• _Daftar Tugas_:
- 1) Dalam berita simposium MK, tantangan apa saja yang disebut Saldi sebagai tantangan saat ini dan ke depan bagi peradilan?
- 2) Lanjutkan berita simposium MK mulai dari kalimat sesudah kalimat terakhirnya.

• _Teks Kutipan_:
JAKARTA, HUMAS MKRI - Mahkamah Konstitusi (MK) menggelar forum akademik global tahunan yang membahas ide-ide dalam hukum tata negara melalui The 6th Indonesian Constitutional Court International Symposium (ICCIS) pada Kamis (10/8/2023) di Jakarta. Dengan tema “Constitutional Court and Judicial Independence : A Comparative Perspective”, para peneliti, akademisi, dan praktisi hukum yang berasal dari berbagai perwakilan negara akan mendiskusikan berbagai perspektif tentang upaya penguatan dan perlindungan terhadap prinsip independensi peradilan sebagai landasan utama dari negara hukum dan demokrasi.
Wakil Ketua MK Saldi Isra dalam sambutan pembukaan kegiatan menyampaikan selama dua dekade Mahkamah Konstitusi Republik Indonesia telah memberikan kontribusi yang signifikasn dalam menjaga konstitusi, hak konstitusional warga negara, dan demokrasi. Namun peringatan hari jadi kelembagaan ini juga menjadi sarana bagi peninjauan kembali prinsip kekuasaan yudisial berupa independensi peradilan. Melalui forum diskusi internasional ini, sambung Saldi, pilihan mengulas perspektif komparatif tentang independesi peradilan, nantinya sangat memungkinkan bagi para peserta untuk melakukan peninjauan atau evaluasi terhadap pelaksanaan konsep independensi dari praktik terbaik yang telah pula dijalankan masing-masing negara. Melalui forum diskusi ini pula, diharapkan dapat dihasilkan rumusan dari kompleksitas dan tantangan dalam mempertahankan keberadaan peradilan yang independen dari berbagai sistem hukum yang dijalankan di dunia.
Tantangan Bagi Independensi Peradilan
Secara lugas dan jelas Saldi menyebutkan, tantangan saat ini dan ke depan yang dihadapi peradilan di antaranya melalui revisi undang-undang tentang peradilan, masalah profesionalisme staf pendukung pada lembaga peradilan, ekonomi anggaran dan keuangan peradilan, dan bahkan upaya dari lembaga lain untuk melemahkan independensi peradilan atau setidaknya mengurangi peran lembaga peradilan. Terkait itu, pada forum ini, Saldi meminta untuk patut menjadi bahasan dan perhatian atas independensi MK pada negara demokrasi yang sedang berkembang maupun mapan. Adapun tantangan khusus berikut yang juga akan dihadapi semisal peran MK dalam melindungi prinsip pemilu yang bebas dan adil serta menjaga kepercayaan publik terhadap lembaga demokasi tersebut.

• _Baris Data_:
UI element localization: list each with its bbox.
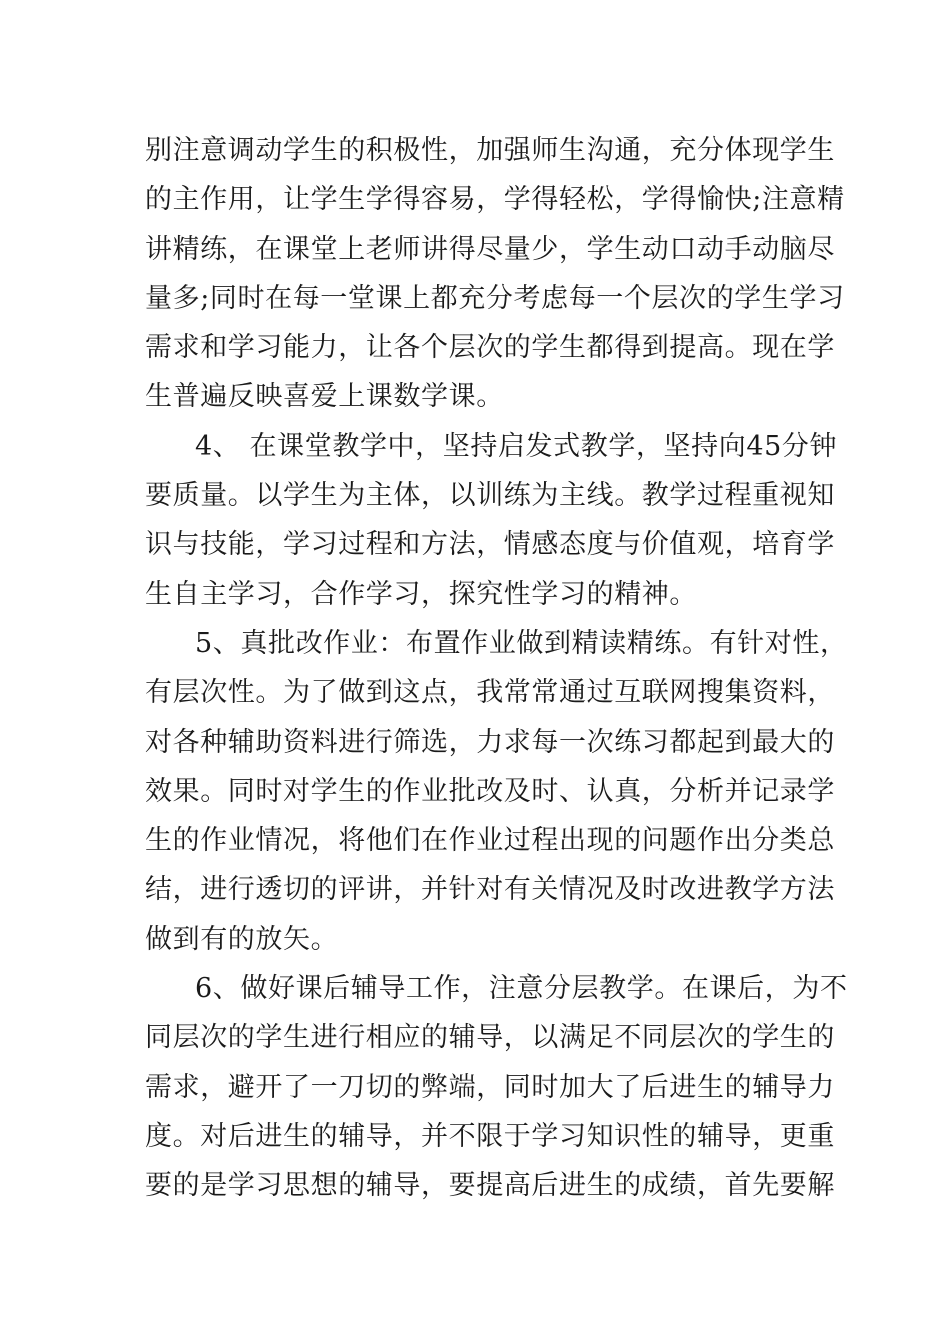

• _Jawaban per Tugas_:
- 1)
- Revisi undang-undang tentang peradilan
- Masalah profesionalisme staf pendukung pada lembaga peradilan
- Ekonomi anggaran dan keuangan peradilan
- Upaya dari lembaga lain untuk melemahkan independensi peradilan atau setidaknya mengurangi peran lembaga peradilan

- 2)
“Masalah berikutnya berkaitan dengan independensi hakim konstitusi dalam pengambilan keputusan. Ini krusial, jika independen maka argumentasi hukum yang diambil seorang hakim saat memutus perkara tidak akan menemui tekanan dari pihak luar. Selanjutnya skenario global berupa adanya ancaman pada peradilan dari gerakan propulis seperti menganjurkan perubahan peraturan, memperluas kewenangan pengadilan, dan mengikis independensi pengadilan juga patut menjadi bahasan mendalam pada forum ini,” sebut Saldi.
Perlindungan dari Intervensi Politik dan Ekonomi
Sementara itu, Jimly Asshiddiqie (Hakim Konstitusi masa jabatan 2003 – 2008) dalam paparan mengajak para peserta simposium untuk memahami nilai dan implementasi dari demokrasi. Dalam pandangannya, semua negara yang menggunakan sistem demokrasi mengatasnamakan prinsip kebebasan dan kesetaraan dari pemilih suara terbanyak dari sebuah pemilihan yang kelak menjadi penentu dalam pengambil keputusan di masyarakat. Padahal hal terpenting yang harus dipahami dalam menggunakan konsep suara mayoritas adalah tak selalu identik dengan kebenaran dan keadilan, khususnya dari kebenaran keberadaan konstitusi. Adanya kompromi politik antara pemegang suara terbanyak tersebut, dapat saja melahirkan hal yang melanggar hak dari golongan minoritas. Sehingga tak ayal ditemukan adanya keputusan-keputusan yang melanggar hak kelompok minoritas tersebut, baik soal hak asasi manusia maupun eksistensi konstitusi sebagai sumber utama norma dalam kehidupan bermasyarakat. Untuk itu, sambung Jimly, demokrasi mayoritas yang tercermin dalam pemerintahan perlu diimbangi dengan prinsip hukum yang terejawantahkan pada lembaga yuridis guna mengendalikan demokrasi yang hanya mengandalkan suara mayoritas. Sebab, demokrasi yang berkualitas harus berhubungan dengan substantif yang menggabungkan prinsip mayoritas dan minoritas secara berimbang.
“Tiap negara demokratis tersebut perlu membangun sistem peradilan yang dapat diandalkan, pejabat yang mengelola negara pun harus mematuhi hal yang telah diputuskan oleh pengadilan tersebut. Hal ini berguna untuk menjaga kepentingan masyarakat yang tidak boleh dikhianati. Sebab itulah MA dan MK sebagai lembaga yudisial di Indonesia hadir untuk melindungi dari intervensi politik dan ekonomi, baik terhadap kasus yang ditangani lembaga serta kehadiran hakim dan kelembagaan yang secara struktural pun harus mandiri,” jelas Jimly.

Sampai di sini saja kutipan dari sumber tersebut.